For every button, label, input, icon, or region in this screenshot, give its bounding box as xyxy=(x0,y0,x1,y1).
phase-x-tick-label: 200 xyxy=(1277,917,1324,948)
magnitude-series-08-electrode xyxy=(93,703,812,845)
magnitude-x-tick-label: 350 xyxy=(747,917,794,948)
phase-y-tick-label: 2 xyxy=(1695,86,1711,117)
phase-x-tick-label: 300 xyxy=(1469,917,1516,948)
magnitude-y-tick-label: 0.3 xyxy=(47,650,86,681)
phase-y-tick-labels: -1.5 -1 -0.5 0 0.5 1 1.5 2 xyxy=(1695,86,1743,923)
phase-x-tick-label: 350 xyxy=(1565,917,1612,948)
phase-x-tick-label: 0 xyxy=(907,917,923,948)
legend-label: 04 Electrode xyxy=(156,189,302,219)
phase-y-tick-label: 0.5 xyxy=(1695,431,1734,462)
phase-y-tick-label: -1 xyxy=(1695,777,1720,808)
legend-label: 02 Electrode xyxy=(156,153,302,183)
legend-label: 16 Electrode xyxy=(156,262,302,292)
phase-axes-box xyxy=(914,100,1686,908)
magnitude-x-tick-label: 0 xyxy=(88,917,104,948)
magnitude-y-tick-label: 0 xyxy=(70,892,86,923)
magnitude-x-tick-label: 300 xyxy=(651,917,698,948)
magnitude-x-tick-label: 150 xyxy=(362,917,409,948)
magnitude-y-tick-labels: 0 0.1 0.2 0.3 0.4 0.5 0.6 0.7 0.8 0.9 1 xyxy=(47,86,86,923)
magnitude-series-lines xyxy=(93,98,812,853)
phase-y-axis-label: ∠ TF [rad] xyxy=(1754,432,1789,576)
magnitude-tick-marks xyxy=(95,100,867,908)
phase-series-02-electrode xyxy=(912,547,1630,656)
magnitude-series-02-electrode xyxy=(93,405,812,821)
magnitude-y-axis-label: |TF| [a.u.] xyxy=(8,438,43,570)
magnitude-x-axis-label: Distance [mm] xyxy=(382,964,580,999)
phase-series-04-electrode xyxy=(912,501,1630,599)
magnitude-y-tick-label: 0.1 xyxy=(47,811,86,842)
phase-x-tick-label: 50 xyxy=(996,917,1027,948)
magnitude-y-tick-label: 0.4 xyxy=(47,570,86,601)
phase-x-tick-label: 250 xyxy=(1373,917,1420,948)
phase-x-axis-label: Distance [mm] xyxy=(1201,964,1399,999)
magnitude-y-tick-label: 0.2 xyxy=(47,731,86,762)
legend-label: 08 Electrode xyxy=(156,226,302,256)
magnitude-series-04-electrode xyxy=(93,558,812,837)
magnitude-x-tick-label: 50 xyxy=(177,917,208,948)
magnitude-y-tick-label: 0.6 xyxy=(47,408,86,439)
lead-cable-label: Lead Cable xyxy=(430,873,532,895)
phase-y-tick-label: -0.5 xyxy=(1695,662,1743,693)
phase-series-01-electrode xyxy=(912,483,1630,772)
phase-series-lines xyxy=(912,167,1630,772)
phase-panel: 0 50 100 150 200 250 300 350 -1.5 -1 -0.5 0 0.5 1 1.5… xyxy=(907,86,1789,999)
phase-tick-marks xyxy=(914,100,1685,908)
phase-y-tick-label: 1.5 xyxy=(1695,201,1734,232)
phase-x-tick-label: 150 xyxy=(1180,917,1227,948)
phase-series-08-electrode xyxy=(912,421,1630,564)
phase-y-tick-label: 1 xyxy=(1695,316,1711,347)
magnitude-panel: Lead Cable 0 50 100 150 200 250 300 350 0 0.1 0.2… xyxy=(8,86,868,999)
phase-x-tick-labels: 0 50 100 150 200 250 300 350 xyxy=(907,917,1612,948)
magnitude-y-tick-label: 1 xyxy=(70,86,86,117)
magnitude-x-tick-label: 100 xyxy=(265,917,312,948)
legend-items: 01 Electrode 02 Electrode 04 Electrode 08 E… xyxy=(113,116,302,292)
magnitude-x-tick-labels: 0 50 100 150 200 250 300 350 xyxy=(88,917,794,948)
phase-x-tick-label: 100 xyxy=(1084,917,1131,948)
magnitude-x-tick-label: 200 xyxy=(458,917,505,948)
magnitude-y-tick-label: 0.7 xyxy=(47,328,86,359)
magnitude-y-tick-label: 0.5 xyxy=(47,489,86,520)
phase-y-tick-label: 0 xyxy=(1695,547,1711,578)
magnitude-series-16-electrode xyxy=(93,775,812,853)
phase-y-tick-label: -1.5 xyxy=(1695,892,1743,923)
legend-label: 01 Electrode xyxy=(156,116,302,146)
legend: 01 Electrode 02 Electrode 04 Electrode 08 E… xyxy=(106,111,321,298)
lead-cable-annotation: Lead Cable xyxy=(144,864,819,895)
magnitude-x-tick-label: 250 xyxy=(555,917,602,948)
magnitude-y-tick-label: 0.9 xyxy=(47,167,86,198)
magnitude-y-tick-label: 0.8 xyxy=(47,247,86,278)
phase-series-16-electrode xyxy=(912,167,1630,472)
+++
Reproduce the records above with every instance of "Distance" changed to "Depth", keeping all other text the same.

RESPONSE TO THIS TASK:
For every button, label, input, icon, or region in this screenshot, give its bounding box as xyxy=(x0,y0,x1,y1).
phase-x-tick-label: 200 xyxy=(1277,917,1324,948)
magnitude-series-08-electrode xyxy=(93,703,812,845)
magnitude-x-tick-label: 350 xyxy=(747,917,794,948)
phase-y-tick-label: 2 xyxy=(1695,86,1711,117)
phase-x-tick-label: 300 xyxy=(1469,917,1516,948)
magnitude-y-tick-label: 0.3 xyxy=(47,650,86,681)
phase-y-tick-labels: -1.5 -1 -0.5 0 0.5 1 1.5 2 xyxy=(1695,86,1743,923)
phase-x-tick-label: 350 xyxy=(1565,917,1612,948)
phase-x-tick-label: 0 xyxy=(907,917,923,948)
legend-label: 04 Electrode xyxy=(156,189,302,219)
phase-y-tick-label: 0.5 xyxy=(1695,431,1734,462)
phase-y-tick-label: -1 xyxy=(1695,777,1720,808)
legend-label: 02 Electrode xyxy=(156,153,302,183)
legend-label: 16 Electrode xyxy=(156,262,302,292)
phase-axes-box xyxy=(914,100,1686,908)
magnitude-x-tick-label: 0 xyxy=(88,917,104,948)
magnitude-y-tick-label: 0 xyxy=(70,892,86,923)
magnitude-x-tick-label: 300 xyxy=(651,917,698,948)
magnitude-x-tick-label: 150 xyxy=(362,917,409,948)
magnitude-y-tick-labels: 0 0.1 0.2 0.3 0.4 0.5 0.6 0.7 0.8 0.9 1 xyxy=(47,86,86,923)
magnitude-series-lines xyxy=(93,98,812,853)
phase-y-axis-label: ∠ TF [rad] xyxy=(1754,432,1789,576)
magnitude-tick-marks xyxy=(95,100,867,908)
phase-series-02-electrode xyxy=(912,547,1630,656)
magnitude-series-02-electrode xyxy=(93,405,812,821)
magnitude-y-axis-label: |TF| [a.u.] xyxy=(8,438,43,570)
magnitude-x-axis-label: Depth [mm] xyxy=(382,964,580,999)
phase-series-04-electrode xyxy=(912,501,1630,599)
magnitude-y-tick-label: 0.1 xyxy=(47,811,86,842)
phase-x-tick-label: 50 xyxy=(996,917,1027,948)
magnitude-y-tick-label: 0.4 xyxy=(47,570,86,601)
phase-x-tick-label: 250 xyxy=(1373,917,1420,948)
phase-x-axis-label: Depth [mm] xyxy=(1201,964,1399,999)
magnitude-y-tick-label: 0.2 xyxy=(47,731,86,762)
legend-label: 08 Electrode xyxy=(156,226,302,256)
magnitude-series-04-electrode xyxy=(93,558,812,837)
magnitude-x-tick-label: 50 xyxy=(177,917,208,948)
magnitude-y-tick-label: 0.6 xyxy=(47,408,86,439)
lead-cable-label: Lead Cable xyxy=(430,873,532,895)
phase-y-tick-label: -0.5 xyxy=(1695,662,1743,693)
phase-series-01-electrode xyxy=(912,483,1630,772)
phase-series-lines xyxy=(912,167,1630,772)
phase-panel: 0 50 100 150 200 250 300 350 -1.5 -1 -0.5 0 0.5 1 1.5… xyxy=(907,86,1789,999)
phase-tick-marks xyxy=(914,100,1685,908)
phase-y-tick-label: 1.5 xyxy=(1695,201,1734,232)
phase-x-tick-label: 150 xyxy=(1180,917,1227,948)
phase-series-08-electrode xyxy=(912,421,1630,564)
phase-y-tick-label: 1 xyxy=(1695,316,1711,347)
magnitude-panel: Lead Cable 0 50 100 150 200 250 300 350 0 0.1 0.2… xyxy=(8,86,868,999)
phase-x-tick-labels: 0 50 100 150 200 250 300 350 xyxy=(907,917,1612,948)
magnitude-y-tick-label: 1 xyxy=(70,86,86,117)
magnitude-x-tick-label: 100 xyxy=(265,917,312,948)
legend-items: 01 Electrode 02 Electrode 04 Electrode 08 E… xyxy=(113,116,302,292)
magnitude-x-tick-labels: 0 50 100 150 200 250 300 350 xyxy=(88,917,794,948)
phase-x-tick-label: 100 xyxy=(1084,917,1131,948)
magnitude-x-tick-label: 200 xyxy=(458,917,505,948)
magnitude-y-tick-label: 0.7 xyxy=(47,328,86,359)
magnitude-y-tick-label: 0.5 xyxy=(47,489,86,520)
phase-y-tick-label: 0 xyxy=(1695,547,1711,578)
magnitude-series-16-electrode xyxy=(93,775,812,853)
phase-y-tick-label: -1.5 xyxy=(1695,892,1743,923)
legend-label: 01 Electrode xyxy=(156,116,302,146)
legend: 01 Electrode 02 Electrode 04 Electrode 08 E… xyxy=(106,111,321,298)
lead-cable-annotation: Lead Cable xyxy=(144,864,819,895)
magnitude-x-tick-label: 250 xyxy=(555,917,602,948)
magnitude-y-tick-label: 0.9 xyxy=(47,167,86,198)
magnitude-y-tick-label: 0.8 xyxy=(47,247,86,278)
phase-series-16-electrode xyxy=(912,167,1630,472)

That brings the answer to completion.